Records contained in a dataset

• • • •

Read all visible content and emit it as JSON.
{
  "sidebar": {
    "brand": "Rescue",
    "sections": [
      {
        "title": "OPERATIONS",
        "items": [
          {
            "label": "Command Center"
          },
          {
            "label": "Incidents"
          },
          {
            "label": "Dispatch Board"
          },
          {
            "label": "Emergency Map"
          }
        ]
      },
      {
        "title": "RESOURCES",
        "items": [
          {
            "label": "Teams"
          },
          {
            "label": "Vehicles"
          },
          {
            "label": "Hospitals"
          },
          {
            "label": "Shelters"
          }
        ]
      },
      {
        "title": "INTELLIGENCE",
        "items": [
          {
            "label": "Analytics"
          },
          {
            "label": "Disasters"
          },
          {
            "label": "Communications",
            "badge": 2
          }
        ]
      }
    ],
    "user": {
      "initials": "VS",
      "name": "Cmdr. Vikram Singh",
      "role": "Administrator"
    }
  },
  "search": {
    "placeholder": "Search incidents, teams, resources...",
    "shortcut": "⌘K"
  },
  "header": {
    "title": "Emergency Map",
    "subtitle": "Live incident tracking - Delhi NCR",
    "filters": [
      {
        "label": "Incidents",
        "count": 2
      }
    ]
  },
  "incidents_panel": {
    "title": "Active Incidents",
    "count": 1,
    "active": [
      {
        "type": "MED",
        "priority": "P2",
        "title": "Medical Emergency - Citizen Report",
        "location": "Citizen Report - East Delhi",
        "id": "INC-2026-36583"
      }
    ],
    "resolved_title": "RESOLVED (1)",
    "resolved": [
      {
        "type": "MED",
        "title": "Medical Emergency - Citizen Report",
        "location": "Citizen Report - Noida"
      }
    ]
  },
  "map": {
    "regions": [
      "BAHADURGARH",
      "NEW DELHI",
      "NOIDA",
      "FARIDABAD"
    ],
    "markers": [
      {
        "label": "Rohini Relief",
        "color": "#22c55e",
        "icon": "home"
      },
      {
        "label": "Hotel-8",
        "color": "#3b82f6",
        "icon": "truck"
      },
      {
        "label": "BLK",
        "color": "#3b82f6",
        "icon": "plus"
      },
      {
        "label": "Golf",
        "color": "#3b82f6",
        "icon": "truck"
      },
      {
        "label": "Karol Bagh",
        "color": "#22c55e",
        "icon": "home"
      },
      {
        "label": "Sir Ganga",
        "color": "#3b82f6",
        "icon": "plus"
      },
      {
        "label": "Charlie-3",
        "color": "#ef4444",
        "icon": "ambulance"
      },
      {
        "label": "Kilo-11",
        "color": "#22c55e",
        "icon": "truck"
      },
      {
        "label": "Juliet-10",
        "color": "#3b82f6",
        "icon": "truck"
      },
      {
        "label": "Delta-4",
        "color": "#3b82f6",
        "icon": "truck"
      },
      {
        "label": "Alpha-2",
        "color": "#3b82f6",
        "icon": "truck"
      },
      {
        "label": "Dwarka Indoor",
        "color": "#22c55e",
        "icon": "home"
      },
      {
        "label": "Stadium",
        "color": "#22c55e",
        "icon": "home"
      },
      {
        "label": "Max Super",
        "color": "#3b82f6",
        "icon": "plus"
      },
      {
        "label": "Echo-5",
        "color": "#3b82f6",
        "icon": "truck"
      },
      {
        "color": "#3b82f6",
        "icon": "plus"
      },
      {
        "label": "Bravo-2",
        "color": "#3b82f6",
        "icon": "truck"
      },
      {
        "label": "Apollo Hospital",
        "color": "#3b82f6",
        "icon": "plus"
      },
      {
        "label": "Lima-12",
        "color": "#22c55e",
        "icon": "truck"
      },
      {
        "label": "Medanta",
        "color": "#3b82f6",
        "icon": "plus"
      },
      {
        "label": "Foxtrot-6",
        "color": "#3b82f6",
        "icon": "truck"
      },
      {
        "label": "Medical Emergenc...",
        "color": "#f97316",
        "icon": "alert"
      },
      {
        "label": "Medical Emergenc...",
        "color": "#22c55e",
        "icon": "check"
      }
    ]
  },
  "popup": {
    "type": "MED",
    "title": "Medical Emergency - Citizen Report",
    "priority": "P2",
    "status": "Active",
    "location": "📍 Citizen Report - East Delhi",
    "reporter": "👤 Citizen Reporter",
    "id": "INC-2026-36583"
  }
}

• • • •

■ What to work on
Return what is listed above, exactly and completely.

■ Answer to the exercise
Read all visible content and emit it as JSON.
{
  "sidebar": {
    "brand": "Rescue",
    "sections": [
      {
        "title": "OPERATIONS",
        "items": [
          {
            "label": "Command Center"
          },
          {
            "label": "Incidents"
          },
          {
            "label": "Dispatch Board"
          },
          {
            "label": "Emergency Map"
          }
        ]
      },
      {
        "title": "RESOURCES",
        "items": [
          {
            "label": "Teams"
          },
          {
            "label": "Vehicles"
          },
          {
            "label": "Hospitals"
          },
          {
            "label": "Shelters"
          }
        ]
      },
      {
        "title": "INTELLIGENCE",
        "items": [
          {
            "label": "Analytics"
          },
          {
            "label": "Disasters"
          },
          {
            "label": "Communications",
            "badge": 2
          }
        ]
      }
    ],
    "user": {
      "initials": "VS",
      "name": "Cmdr. Vikram Singh",
      "role": "Administrator"
    }
  },
  "search": {
    "placeholder": "Search incidents, teams, resources...",
    "shortcut": "⌘K"
  },
  "header": {
    "title": "Emergency Map",
    "subtitle": "Live incident tracking - Delhi NCR",
    "filters": [
      {
        "label": "Incidents",
        "count": 2
      }
    ]
  },
  "incidents_panel": {
    "title": "Active Incidents",
    "count": 1,
    "active": [
      {
        "type": "MED",
        "priority": "P2",
        "title": "Medical Emergency - Citizen Report",
        "location": "Citizen Report - East Delhi",
        "id": "INC-2026-36583"
      }
    ],
    "resolved_title": "RESOLVED (1)",
    "resolved": [
      {
        "type": "MED",
        "title": "Medical Emergency - Citizen Report",
        "location": "Citizen Report - Noida"
      }
    ]
  },
  "map": {
    "regions": [
      "BAHADURGARH",
      "NEW DELHI",
      "NOIDA",
      "FARIDABAD"
    ],
    "markers": [
      {
        "label": "Rohini Relief",
        "color": "#22c55e",
        "icon": "home"
      },
      {
        "label": "Hotel-8",
        "color": "#3b82f6",
        "icon": "truck"
      },
      {
        "label": "BLK",
        "color": "#3b82f6",
        "icon": "plus"
      },
      {
        "label": "Golf",
        "color": "#3b82f6",
        "icon": "truck"
      },
      {
        "label": "Karol Bagh",
        "color": "#22c55e",
        "icon": "home"
      },
      {
        "label": "Sir Ganga",
        "color": "#3b82f6",
        "icon": "plus"
      },
      {
        "label": "Charlie-3",
        "color": "#ef4444",
        "icon": "ambulance"
      },
      {
        "label": "Kilo-11",
        "color": "#22c55e",
        "icon": "truck"
      },
      {
        "label": "Juliet-10",
        "color": "#3b82f6",
        "icon": "truck"
      },
      {
        "label": "Delta-4",
        "color": "#3b82f6",
        "icon": "truck"
      },
      {
        "label": "Alpha-2",
        "color": "#3b82f6",
        "icon": "truck"
      },
      {
        "label": "Dwarka Indoor",
        "color": "#22c55e",
        "icon": "home"
      },
      {
        "label": "Stadium",
        "color": "#22c55e",
        "icon": "home"
      },
      {
        "label": "Max Super",
        "color": "#3b82f6",
        "icon": "plus"
      },
      {
        "label": "Echo-5",
        "color": "#3b82f6",
        "icon": "truck"
      },
      {
        "color": "#3b82f6",
        "icon": "plus"
      },
      {
        "label": "Bravo-2",
        "color": "#3b82f6",
        "icon": "truck"
      },
      {
        "label": "Apollo Hospital",
        "color": "#3b82f6",
        "icon": "plus"
      },
      {
        "label": "Lima-12",
        "color": "#22c55e",
        "icon": "truck"
      },
      {
        "label": "Medanta",
        "color": "#3b82f6",
        "icon": "plus"
      },
      {
        "label": "Foxtrot-6",
        "color": "#3b82f6",
        "icon": "truck"
      },
      {
        "label": "Medical Emergenc...",
        "color": "#f97316",
        "icon": "alert"
      },
      {
        "label": "Medical Emergenc...",
        "color": "#22c55e",
        "icon": "check"
      }
    ]
  },
  "popup": {
    "type": "MED",
    "title": "Medical Emergency - Citizen Report",
    "priority": "P2",
    "status": "Active",
    "location": "📍 Citizen Report - East Delhi",
    "reporter": "👤 Citizen Reporter",
    "id": "INC-2026-36583"
  }
}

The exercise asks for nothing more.